> _SHORT EXERCISE_
Within the records below, find each line that holds the string "Dunántúl", then copy it.

> _PROVIDED MATERIAL_
= = = = = = =
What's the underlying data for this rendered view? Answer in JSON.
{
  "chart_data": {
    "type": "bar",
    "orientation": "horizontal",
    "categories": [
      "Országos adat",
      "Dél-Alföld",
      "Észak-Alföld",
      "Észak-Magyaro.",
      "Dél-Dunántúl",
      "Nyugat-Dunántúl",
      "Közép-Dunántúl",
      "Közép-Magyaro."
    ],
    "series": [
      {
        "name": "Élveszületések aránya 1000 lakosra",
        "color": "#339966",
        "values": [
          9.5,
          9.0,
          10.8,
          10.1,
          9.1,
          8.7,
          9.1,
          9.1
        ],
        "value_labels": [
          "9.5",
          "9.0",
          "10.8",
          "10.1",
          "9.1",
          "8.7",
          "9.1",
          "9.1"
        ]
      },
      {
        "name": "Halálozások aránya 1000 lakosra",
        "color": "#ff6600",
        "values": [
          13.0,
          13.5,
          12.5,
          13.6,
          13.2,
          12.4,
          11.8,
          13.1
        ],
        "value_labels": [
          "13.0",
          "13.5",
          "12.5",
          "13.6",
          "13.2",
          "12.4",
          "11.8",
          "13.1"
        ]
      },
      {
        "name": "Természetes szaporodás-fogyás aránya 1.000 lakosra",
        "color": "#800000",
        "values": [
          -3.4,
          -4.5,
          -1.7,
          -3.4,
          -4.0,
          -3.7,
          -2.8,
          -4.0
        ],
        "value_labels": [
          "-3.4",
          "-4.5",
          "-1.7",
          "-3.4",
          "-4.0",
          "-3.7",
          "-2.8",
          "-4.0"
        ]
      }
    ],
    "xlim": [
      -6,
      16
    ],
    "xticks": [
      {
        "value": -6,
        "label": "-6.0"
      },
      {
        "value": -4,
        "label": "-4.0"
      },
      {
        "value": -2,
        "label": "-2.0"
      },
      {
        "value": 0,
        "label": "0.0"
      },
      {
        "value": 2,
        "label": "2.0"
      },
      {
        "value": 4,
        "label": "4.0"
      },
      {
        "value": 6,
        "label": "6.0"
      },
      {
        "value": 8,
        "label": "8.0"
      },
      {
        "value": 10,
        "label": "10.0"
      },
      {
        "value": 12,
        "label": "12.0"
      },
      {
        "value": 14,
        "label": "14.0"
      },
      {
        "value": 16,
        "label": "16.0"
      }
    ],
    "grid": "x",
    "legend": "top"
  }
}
= = = = = = =
> _OUTPUT FOR THIS TASK_
      "Dél-Dunántúl",
      "Nyugat-Dunántúl",
      "Közép-Dunántúl",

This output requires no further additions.